**Your objective:**
Copy out every line of the records below without changing anything, but leave out the pictures.

==================================================

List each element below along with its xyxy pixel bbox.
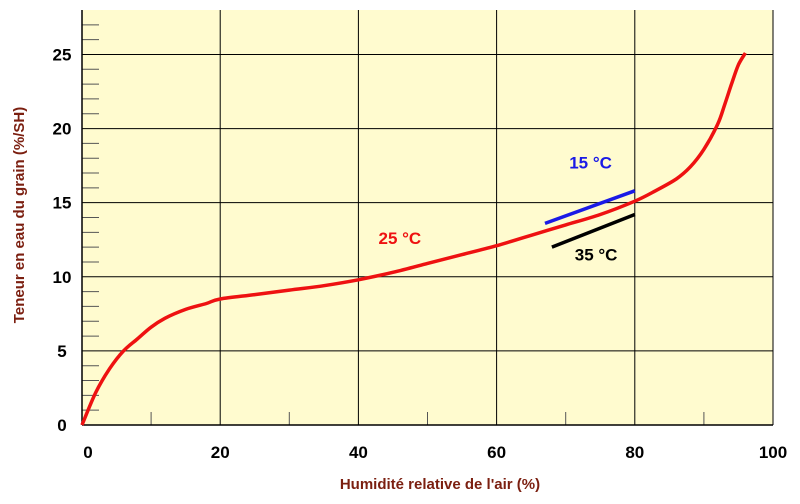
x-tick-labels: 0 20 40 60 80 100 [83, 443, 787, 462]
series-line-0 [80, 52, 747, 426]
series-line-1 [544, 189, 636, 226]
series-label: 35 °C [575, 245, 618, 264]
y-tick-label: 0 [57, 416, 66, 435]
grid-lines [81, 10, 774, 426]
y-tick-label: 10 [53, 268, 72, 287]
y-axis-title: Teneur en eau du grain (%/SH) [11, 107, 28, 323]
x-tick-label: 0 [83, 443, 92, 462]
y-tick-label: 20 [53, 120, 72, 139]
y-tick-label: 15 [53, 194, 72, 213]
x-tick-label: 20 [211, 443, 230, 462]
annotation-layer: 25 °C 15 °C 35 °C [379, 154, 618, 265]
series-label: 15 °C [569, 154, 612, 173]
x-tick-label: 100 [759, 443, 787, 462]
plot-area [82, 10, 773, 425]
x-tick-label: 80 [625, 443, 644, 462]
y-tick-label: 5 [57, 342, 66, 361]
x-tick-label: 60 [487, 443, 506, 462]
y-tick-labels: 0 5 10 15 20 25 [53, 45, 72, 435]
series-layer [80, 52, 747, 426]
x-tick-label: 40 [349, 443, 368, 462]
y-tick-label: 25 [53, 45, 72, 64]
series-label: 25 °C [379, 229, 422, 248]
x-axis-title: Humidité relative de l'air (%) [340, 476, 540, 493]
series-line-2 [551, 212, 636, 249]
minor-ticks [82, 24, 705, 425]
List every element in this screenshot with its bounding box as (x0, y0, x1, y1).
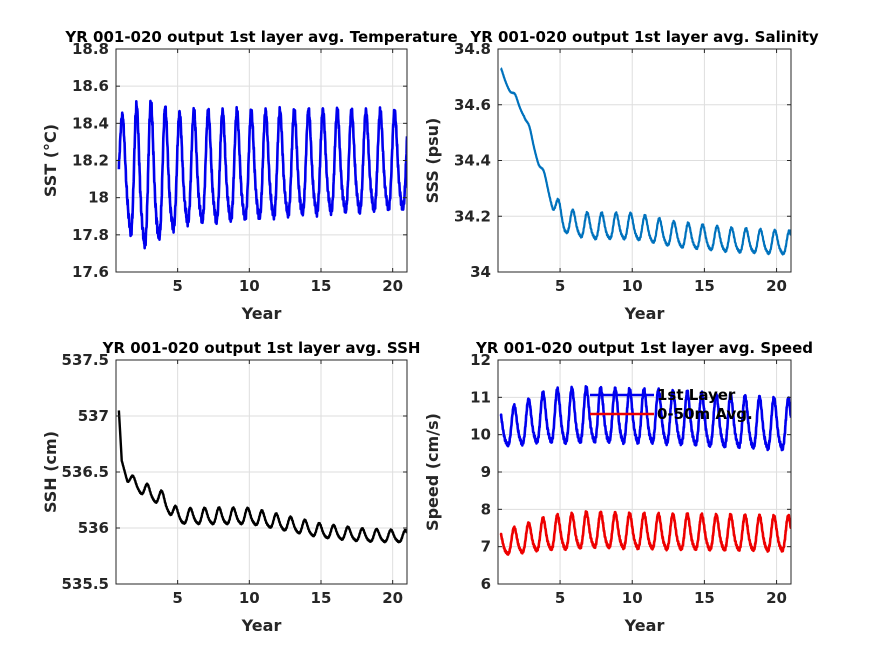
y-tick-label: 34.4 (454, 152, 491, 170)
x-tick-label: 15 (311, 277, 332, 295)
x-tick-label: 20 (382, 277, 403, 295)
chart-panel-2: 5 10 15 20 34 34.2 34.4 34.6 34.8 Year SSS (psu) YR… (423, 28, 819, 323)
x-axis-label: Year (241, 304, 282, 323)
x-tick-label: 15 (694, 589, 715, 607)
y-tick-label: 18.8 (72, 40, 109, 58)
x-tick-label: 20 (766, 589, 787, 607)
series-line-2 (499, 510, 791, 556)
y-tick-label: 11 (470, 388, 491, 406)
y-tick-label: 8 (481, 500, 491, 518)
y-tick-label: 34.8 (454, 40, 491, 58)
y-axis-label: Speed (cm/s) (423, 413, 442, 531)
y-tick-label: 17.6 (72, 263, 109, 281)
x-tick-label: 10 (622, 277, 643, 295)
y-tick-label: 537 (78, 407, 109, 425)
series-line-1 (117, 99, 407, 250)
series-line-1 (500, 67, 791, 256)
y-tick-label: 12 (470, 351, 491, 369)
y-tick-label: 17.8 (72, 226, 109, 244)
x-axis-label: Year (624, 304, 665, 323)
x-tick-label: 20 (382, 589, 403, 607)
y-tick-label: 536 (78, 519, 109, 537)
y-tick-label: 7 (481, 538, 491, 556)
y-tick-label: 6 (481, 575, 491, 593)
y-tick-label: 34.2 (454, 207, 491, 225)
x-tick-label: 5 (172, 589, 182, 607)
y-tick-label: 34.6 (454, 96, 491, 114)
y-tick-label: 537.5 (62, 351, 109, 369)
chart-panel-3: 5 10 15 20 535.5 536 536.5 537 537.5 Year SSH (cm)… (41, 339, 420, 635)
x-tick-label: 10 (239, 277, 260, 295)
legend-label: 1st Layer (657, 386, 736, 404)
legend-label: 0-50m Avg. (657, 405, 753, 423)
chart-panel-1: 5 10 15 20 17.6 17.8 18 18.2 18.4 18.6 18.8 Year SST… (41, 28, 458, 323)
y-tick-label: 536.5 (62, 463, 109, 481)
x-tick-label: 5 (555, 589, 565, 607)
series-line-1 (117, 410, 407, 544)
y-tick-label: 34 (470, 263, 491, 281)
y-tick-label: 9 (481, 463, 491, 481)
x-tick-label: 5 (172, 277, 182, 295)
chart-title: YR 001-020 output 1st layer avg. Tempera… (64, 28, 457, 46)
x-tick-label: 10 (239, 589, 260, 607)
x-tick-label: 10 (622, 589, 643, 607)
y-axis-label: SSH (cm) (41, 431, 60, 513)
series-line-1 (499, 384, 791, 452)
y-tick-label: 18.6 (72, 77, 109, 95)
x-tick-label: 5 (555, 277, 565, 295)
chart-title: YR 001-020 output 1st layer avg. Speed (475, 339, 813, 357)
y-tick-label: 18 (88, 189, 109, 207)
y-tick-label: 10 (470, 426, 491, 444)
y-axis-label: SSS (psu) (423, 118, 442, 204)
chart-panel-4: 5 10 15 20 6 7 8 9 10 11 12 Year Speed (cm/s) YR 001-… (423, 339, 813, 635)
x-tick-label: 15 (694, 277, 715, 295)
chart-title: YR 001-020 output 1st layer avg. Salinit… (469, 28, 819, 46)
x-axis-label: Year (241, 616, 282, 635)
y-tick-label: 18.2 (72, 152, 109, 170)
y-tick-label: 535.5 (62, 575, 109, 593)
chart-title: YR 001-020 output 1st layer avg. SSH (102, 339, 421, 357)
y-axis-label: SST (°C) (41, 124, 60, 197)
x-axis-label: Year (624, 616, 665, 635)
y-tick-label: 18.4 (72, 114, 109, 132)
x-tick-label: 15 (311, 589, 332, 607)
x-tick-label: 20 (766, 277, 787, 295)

==================================================

**Exercise output:**
List each element below along with its xyxy pixel bbox.
x-tick-labels: 0 20 40 60 80 100 [83, 443, 787, 462]
series-line-0 [80, 52, 747, 426]
series-line-1 [544, 189, 636, 226]
series-label: 35 °C [575, 245, 618, 264]
y-tick-label: 0 [57, 416, 66, 435]
grid-lines [81, 10, 774, 426]
y-tick-label: 10 [53, 268, 72, 287]
y-axis-title: Teneur en eau du grain (%/SH) [11, 107, 28, 323]
x-tick-label: 0 [83, 443, 92, 462]
y-tick-label: 20 [53, 120, 72, 139]
y-tick-label: 15 [53, 194, 72, 213]
x-tick-label: 20 [211, 443, 230, 462]
annotation-layer: 25 °C 15 °C 35 °C [379, 154, 618, 265]
series-label: 15 °C [569, 154, 612, 173]
x-tick-label: 100 [759, 443, 787, 462]
plot-area [82, 10, 773, 425]
x-tick-label: 80 [625, 443, 644, 462]
y-tick-label: 5 [57, 342, 66, 361]
x-tick-label: 60 [487, 443, 506, 462]
y-tick-labels: 0 5 10 15 20 25 [53, 45, 72, 435]
series-layer [80, 52, 747, 426]
x-tick-label: 40 [349, 443, 368, 462]
y-tick-label: 25 [53, 45, 72, 64]
series-label: 25 °C [379, 229, 422, 248]
x-axis-title: Humidité relative de l'air (%) [340, 476, 540, 493]
series-line-2 [551, 212, 636, 249]
minor-ticks [82, 24, 705, 425]
List every element in this screenshot with its bounding box as (x0, y0, x1, y1).
y-tick-label: 34.4 (454, 152, 491, 170)
x-tick-label: 15 (311, 277, 332, 295)
x-tick-label: 20 (382, 277, 403, 295)
chart-panel-2: 5 10 15 20 34 34.2 34.4 34.6 34.8 Year SSS (psu) YR… (423, 28, 819, 323)
x-axis-label: Year (241, 304, 282, 323)
x-tick-label: 15 (694, 589, 715, 607)
y-tick-label: 18.8 (72, 40, 109, 58)
x-tick-label: 20 (766, 589, 787, 607)
series-line-2 (499, 510, 791, 556)
y-tick-label: 11 (470, 388, 491, 406)
y-tick-label: 8 (481, 500, 491, 518)
y-tick-label: 34.8 (454, 40, 491, 58)
y-axis-label: Speed (cm/s) (423, 413, 442, 531)
y-tick-label: 17.6 (72, 263, 109, 281)
x-tick-label: 10 (622, 277, 643, 295)
y-tick-label: 537 (78, 407, 109, 425)
series-line-1 (117, 99, 407, 250)
series-line-1 (500, 67, 791, 256)
y-tick-label: 12 (470, 351, 491, 369)
y-tick-label: 17.8 (72, 226, 109, 244)
x-axis-label: Year (624, 304, 665, 323)
x-tick-label: 20 (382, 589, 403, 607)
y-tick-label: 536 (78, 519, 109, 537)
y-tick-label: 7 (481, 538, 491, 556)
y-tick-label: 6 (481, 575, 491, 593)
y-tick-label: 34.2 (454, 207, 491, 225)
x-tick-label: 5 (172, 589, 182, 607)
y-tick-label: 34.6 (454, 96, 491, 114)
y-tick-label: 537.5 (62, 351, 109, 369)
chart-panel-3: 5 10 15 20 535.5 536 536.5 537 537.5 Year SSH (cm)… (41, 339, 420, 635)
x-tick-label: 10 (239, 277, 260, 295)
legend-label: 1st Layer (657, 386, 736, 404)
legend-label: 0-50m Avg. (657, 405, 753, 423)
chart-panel-1: 5 10 15 20 17.6 17.8 18 18.2 18.4 18.6 18.8 Year SST… (41, 28, 458, 323)
y-tick-label: 536.5 (62, 463, 109, 481)
x-tick-label: 5 (555, 589, 565, 607)
series-line-1 (117, 410, 407, 544)
y-tick-label: 34 (470, 263, 491, 281)
y-tick-label: 9 (481, 463, 491, 481)
x-tick-label: 5 (172, 277, 182, 295)
chart-title: YR 001-020 output 1st layer avg. Tempera… (64, 28, 457, 46)
x-tick-label: 10 (239, 589, 260, 607)
x-tick-label: 10 (622, 589, 643, 607)
y-axis-label: SSH (cm) (41, 431, 60, 513)
series-line-1 (499, 384, 791, 452)
y-tick-label: 18.6 (72, 77, 109, 95)
x-tick-label: 5 (555, 277, 565, 295)
chart-title: YR 001-020 output 1st layer avg. Speed (475, 339, 813, 357)
y-tick-label: 18 (88, 189, 109, 207)
y-tick-label: 10 (470, 426, 491, 444)
y-axis-label: SSS (psu) (423, 118, 442, 204)
chart-panel-4: 5 10 15 20 6 7 8 9 10 11 12 Year Speed (cm/s) YR 001-… (423, 339, 813, 635)
x-tick-label: 15 (694, 277, 715, 295)
chart-title: YR 001-020 output 1st layer avg. Salinit… (469, 28, 819, 46)
x-axis-label: Year (241, 616, 282, 635)
y-tick-label: 18.2 (72, 152, 109, 170)
y-tick-label: 535.5 (62, 575, 109, 593)
chart-title: YR 001-020 output 1st layer avg. SSH (102, 339, 421, 357)
y-axis-label: SST (°C) (41, 124, 60, 197)
x-axis-label: Year (624, 616, 665, 635)
y-tick-label: 18.4 (72, 114, 109, 132)
x-tick-label: 15 (311, 589, 332, 607)
x-tick-label: 20 (766, 277, 787, 295)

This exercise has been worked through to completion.